* TEXT *
═══

The weights between the vertical lines form a gray area, where one cannot say whether the pair is matched or not. You want to have enough variables to distribute the matched versus nonmatched groups further apart (minimize the uncertain pairs). You know that you developed a good match strategy when what is in the clerical area are records with mostly blank, missing, and default values.

Figure 1. Histogram of weights
Histogram shows Number of Pairs on the vertical axis and weight of comparison on the horizontal axis. On the low end of weight of comparison, there are unmatched records to the left of the low cutoff and on the high end of weight comparison there are match records to the right of the high cutoff. Clerical records in between the low and high cutoff. The gray area is the middle area, between the nonmatch and match areas and is labeled as the clerical area.

The fewer records in the clerical area, the fewer the cases to review, but the greater the probability of errors.

False positives are cases in which records are classified as matched records but really are nonmatch records. False negatives are cases in which records are classified as nonmatch records but are matched records.

The goal of setting cutoffs is to minimize the number of clerical pairs and limit the number of false negatives and positives. You fine tune the results depending on the goals of your organization.

Guidelines when determining probability (DataStage)

You can use these guidelines as you assign probabilities.

The higher the m probability is, the greater the disagreement weight is. Therefore, if a column is important, give the m probability higher values. If the m probability is high, it is equivalent to saying that a disagreement of that column is a rare event in a matched pair, and consequently the penalty for a nonmatch is high. The weights computed from the probabilities are visible in the data viewer of the Match Designer so that you can inspect the results.

═══

* INFORMATION SUPPLIED *

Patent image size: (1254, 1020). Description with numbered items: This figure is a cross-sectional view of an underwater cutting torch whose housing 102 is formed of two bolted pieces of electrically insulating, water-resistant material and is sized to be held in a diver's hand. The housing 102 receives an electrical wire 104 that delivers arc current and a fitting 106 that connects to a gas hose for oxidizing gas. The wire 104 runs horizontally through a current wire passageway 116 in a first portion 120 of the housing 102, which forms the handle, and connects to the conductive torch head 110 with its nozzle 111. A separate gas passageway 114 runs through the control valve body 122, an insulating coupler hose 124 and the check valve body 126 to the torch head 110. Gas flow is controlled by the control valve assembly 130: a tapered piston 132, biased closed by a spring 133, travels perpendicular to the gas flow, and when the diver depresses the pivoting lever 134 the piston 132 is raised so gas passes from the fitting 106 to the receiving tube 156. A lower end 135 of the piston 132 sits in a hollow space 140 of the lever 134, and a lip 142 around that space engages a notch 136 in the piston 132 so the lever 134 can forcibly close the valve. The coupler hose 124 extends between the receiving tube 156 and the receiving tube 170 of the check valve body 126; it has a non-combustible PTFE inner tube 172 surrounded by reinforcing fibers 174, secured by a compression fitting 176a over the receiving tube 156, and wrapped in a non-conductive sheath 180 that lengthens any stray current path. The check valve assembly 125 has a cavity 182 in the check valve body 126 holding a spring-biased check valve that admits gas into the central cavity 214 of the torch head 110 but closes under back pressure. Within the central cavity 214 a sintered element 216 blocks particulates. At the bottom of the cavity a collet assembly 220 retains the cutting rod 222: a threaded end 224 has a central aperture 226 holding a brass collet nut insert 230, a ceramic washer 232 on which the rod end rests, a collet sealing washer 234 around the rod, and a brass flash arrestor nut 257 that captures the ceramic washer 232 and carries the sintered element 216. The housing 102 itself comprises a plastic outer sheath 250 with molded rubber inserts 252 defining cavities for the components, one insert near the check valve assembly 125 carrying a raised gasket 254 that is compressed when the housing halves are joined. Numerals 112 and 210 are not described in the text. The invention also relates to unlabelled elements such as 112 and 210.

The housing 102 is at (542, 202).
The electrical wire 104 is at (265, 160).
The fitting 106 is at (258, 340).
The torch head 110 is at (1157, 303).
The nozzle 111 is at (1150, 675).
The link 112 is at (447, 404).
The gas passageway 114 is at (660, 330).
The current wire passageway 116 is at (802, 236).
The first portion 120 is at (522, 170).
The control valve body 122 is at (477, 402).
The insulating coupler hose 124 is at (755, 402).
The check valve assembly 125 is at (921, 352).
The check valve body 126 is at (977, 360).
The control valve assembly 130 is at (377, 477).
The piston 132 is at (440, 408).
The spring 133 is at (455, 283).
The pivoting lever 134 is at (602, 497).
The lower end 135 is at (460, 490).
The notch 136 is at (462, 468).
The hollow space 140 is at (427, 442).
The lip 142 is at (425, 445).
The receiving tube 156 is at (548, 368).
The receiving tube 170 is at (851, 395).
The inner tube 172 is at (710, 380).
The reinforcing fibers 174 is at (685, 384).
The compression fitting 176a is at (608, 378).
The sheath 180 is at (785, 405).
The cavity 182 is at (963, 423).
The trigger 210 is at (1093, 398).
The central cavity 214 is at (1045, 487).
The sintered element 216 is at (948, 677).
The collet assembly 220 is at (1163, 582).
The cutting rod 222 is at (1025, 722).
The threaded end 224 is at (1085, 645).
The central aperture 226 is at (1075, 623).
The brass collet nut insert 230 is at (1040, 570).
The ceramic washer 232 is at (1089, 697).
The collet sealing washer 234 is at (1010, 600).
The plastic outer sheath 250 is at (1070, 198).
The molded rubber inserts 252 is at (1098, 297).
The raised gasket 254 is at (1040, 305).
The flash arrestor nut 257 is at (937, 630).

═══

* EXERCISE INSTRUCTIONS *
[1] In the text on match weights, what are false negatives?
[2] Summarize the text on match weights in two sentences.
[3] Repeat the passage of the text on match weights that begins at "Figure 1. Histogram"; stop after "are matched records.".
The records have no connection to the text on match weights.

* RESPONSES BY TASK *
[1] False negatives are records classified as nonmatch records that are actually matched records.

[2] Pairs whose weights fall between the low and high cutoffs form a clerical area where one cannot say whether they match, and cutoffs should be set to minimize these clerical pairs while limiting false positives and false negatives. When assigning probabilities, a higher m probability gives a greater disagreement weight, so important columns should get higher m probability values.

[3]
Figure 1. Histogram of weights
Histogram shows Number of Pairs on the vertical axis and weight of comparison on the horizontal axis. On the low end of weight of comparison, there are unmatched records to the left of the low cutoff and on the high end of weight comparison there are match records to the right of the high cutoff. Clerical records in between the low and high cutoff. The gray area is the middle area, between the nonmatch and match areas and is labeled as the clerical area.

The fewer records in the clerical area, the fewer the cases to review, but the greater the probability of errors.

False positives are cases in which records are classified as matched records but really are nonmatch records. False negatives are cases in which records are classified as nonmatch records but are matched records.